- [DIRECTIONS FOR THIS TASK]
Copy out each of these rows word for word, with no changes.

....

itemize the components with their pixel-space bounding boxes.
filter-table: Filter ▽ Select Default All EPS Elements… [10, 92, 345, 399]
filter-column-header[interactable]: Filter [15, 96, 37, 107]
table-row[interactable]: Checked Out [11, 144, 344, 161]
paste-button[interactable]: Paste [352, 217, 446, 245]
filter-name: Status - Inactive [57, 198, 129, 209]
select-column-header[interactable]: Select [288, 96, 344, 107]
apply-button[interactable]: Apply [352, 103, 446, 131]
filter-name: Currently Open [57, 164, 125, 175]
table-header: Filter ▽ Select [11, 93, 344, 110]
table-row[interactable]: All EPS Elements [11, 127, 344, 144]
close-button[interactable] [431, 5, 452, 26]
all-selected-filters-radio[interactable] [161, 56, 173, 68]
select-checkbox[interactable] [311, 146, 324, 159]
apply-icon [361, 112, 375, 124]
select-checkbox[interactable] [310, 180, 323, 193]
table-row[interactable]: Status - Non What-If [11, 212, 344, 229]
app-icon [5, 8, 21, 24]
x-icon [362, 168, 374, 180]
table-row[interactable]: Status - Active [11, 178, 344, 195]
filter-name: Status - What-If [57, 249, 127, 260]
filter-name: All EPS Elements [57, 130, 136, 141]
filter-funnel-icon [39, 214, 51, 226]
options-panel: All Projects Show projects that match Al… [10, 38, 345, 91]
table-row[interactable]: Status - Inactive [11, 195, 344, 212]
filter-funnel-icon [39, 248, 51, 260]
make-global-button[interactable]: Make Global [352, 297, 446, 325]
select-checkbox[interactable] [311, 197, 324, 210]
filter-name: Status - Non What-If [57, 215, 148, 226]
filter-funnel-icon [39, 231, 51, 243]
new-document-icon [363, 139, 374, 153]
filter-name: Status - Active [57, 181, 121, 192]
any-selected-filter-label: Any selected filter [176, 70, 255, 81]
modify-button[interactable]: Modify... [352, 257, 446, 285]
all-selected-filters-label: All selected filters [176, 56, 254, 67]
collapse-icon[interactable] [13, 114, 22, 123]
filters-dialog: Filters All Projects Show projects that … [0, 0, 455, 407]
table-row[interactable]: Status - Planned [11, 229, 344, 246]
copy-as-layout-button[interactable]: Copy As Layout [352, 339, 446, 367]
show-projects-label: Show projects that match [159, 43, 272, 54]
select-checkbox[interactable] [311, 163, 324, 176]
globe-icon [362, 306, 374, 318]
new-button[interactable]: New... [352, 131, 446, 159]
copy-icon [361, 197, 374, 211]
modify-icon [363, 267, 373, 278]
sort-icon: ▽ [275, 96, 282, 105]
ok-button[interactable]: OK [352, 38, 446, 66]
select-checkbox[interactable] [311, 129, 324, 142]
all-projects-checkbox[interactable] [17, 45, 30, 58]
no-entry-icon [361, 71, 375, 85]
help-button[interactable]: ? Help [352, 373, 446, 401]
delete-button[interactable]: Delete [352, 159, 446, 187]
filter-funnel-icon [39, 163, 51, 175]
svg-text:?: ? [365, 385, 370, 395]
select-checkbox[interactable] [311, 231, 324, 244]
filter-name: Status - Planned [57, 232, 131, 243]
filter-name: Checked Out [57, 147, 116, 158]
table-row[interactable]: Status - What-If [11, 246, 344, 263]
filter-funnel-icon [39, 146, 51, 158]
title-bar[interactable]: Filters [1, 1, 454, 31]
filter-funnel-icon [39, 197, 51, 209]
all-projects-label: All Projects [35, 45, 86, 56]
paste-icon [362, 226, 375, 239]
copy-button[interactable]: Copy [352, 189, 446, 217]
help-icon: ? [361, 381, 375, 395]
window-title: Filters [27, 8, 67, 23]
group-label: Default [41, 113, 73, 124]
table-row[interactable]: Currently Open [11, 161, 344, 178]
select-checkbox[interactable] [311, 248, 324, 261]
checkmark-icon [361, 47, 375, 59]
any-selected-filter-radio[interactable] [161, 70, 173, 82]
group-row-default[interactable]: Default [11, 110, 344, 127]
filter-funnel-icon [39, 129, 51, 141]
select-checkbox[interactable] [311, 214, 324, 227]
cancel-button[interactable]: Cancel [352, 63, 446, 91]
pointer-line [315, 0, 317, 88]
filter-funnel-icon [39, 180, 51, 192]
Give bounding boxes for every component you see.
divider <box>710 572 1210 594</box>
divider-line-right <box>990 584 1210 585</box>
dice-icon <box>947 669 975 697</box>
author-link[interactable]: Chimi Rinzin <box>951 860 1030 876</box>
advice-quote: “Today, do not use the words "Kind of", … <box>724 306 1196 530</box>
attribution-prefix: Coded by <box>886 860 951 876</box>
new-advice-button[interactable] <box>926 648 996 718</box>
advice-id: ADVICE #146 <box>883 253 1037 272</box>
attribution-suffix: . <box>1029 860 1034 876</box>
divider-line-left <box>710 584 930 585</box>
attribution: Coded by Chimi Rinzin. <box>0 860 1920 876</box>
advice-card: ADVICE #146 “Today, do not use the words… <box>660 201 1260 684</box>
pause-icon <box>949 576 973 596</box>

....

- [WRITTEN ANSWER]
itemize the components with their pixel-space bounding boxes.
filter-table: Filter ▽ Select Default All EPS Elements… [10, 92, 345, 399]
filter-column-header[interactable]: Filter [15, 96, 37, 107]
table-row[interactable]: Checked Out [11, 144, 344, 161]
paste-button[interactable]: Paste [352, 217, 446, 245]
filter-name: Status - Inactive [57, 198, 129, 209]
select-column-header[interactable]: Select [288, 96, 344, 107]
apply-button[interactable]: Apply [352, 103, 446, 131]
filter-name: Currently Open [57, 164, 125, 175]
table-header: Filter ▽ Select [11, 93, 344, 110]
table-row[interactable]: All EPS Elements [11, 127, 344, 144]
close-button[interactable] [431, 5, 452, 26]
all-selected-filters-radio[interactable] [161, 56, 173, 68]
select-checkbox[interactable] [311, 146, 324, 159]
apply-icon [361, 112, 375, 124]
select-checkbox[interactable] [310, 180, 323, 193]
table-row[interactable]: Status - Non What-If [11, 212, 344, 229]
app-icon [5, 8, 21, 24]
x-icon [362, 168, 374, 180]
table-row[interactable]: Status - Active [11, 178, 344, 195]
filter-name: Status - What-If [57, 249, 127, 260]
filter-name: All EPS Elements [57, 130, 136, 141]
filter-funnel-icon [39, 214, 51, 226]
options-panel: All Projects Show projects that match Al… [10, 38, 345, 91]
table-row[interactable]: Status - Inactive [11, 195, 344, 212]
filter-funnel-icon [39, 248, 51, 260]
make-global-button[interactable]: Make Global [352, 297, 446, 325]
select-checkbox[interactable] [311, 197, 324, 210]
filter-name: Status - Non What-If [57, 215, 148, 226]
filter-funnel-icon [39, 231, 51, 243]
new-document-icon [363, 139, 374, 153]
filter-name: Status - Active [57, 181, 121, 192]
any-selected-filter-label: Any selected filter [176, 70, 255, 81]
modify-button[interactable]: Modify... [352, 257, 446, 285]
all-selected-filters-label: All selected filters [176, 56, 254, 67]
collapse-icon[interactable] [13, 114, 22, 123]
filters-dialog: Filters All Projects Show projects that … [0, 0, 455, 407]
table-row[interactable]: Status - Planned [11, 229, 344, 246]
copy-as-layout-button[interactable]: Copy As Layout [352, 339, 446, 367]
show-projects-label: Show projects that match [159, 43, 272, 54]
select-checkbox[interactable] [311, 163, 324, 176]
globe-icon [362, 306, 374, 318]
new-button[interactable]: New... [352, 131, 446, 159]
copy-icon [361, 197, 374, 211]
modify-icon [363, 267, 373, 278]
sort-icon: ▽ [275, 96, 282, 105]
ok-button[interactable]: OK [352, 38, 446, 66]
select-checkbox[interactable] [311, 129, 324, 142]
all-projects-checkbox[interactable] [17, 45, 30, 58]
no-entry-icon [361, 71, 375, 85]
help-button[interactable]: ? Help [352, 373, 446, 401]
delete-button[interactable]: Delete [352, 159, 446, 187]
filter-funnel-icon [39, 163, 51, 175]
svg-text:?: ? [365, 385, 370, 395]
select-checkbox[interactable] [311, 231, 324, 244]
filter-name: Status - Planned [57, 232, 131, 243]
filter-name: Checked Out [57, 147, 116, 158]
table-row[interactable]: Status - What-If [11, 246, 344, 263]
filter-funnel-icon [39, 146, 51, 158]
title-bar[interactable]: Filters [1, 1, 454, 31]
filter-funnel-icon [39, 197, 51, 209]
all-projects-label: All Projects [35, 45, 86, 56]
paste-icon [362, 226, 375, 239]
copy-button[interactable]: Copy [352, 189, 446, 217]
help-icon: ? [361, 381, 375, 395]
window-title: Filters [27, 8, 67, 23]
group-label: Default [41, 113, 73, 124]
table-row[interactable]: Currently Open [11, 161, 344, 178]
select-checkbox[interactable] [311, 248, 324, 261]
checkmark-icon [361, 47, 375, 59]
any-selected-filter-radio[interactable] [161, 70, 173, 82]
group-row-default[interactable]: Default [11, 110, 344, 127]
filter-funnel-icon [39, 129, 51, 141]
select-checkbox[interactable] [311, 214, 324, 227]
cancel-button[interactable]: Cancel [352, 63, 446, 91]
pointer-line [315, 0, 317, 88]
filter-funnel-icon [39, 180, 51, 192]
Give bounding boxes for every component you see.
divider <box>710 572 1210 594</box>
divider-line-right <box>990 584 1210 585</box>
dice-icon <box>947 669 975 697</box>
author-link[interactable]: Chimi Rinzin <box>951 860 1030 876</box>
advice-quote: “Today, do not use the words "Kind of", … <box>724 306 1196 530</box>
attribution-prefix: Coded by <box>886 860 951 876</box>
new-advice-button[interactable] <box>926 648 996 718</box>
advice-id: ADVICE #146 <box>883 253 1037 272</box>
attribution-suffix: . <box>1029 860 1034 876</box>
divider-line-left <box>710 584 930 585</box>
attribution: Coded by Chimi Rinzin. <box>0 860 1920 876</box>
advice-card: ADVICE #146 “Today, do not use the words… <box>660 201 1260 684</box>
pause-icon <box>949 576 973 596</box>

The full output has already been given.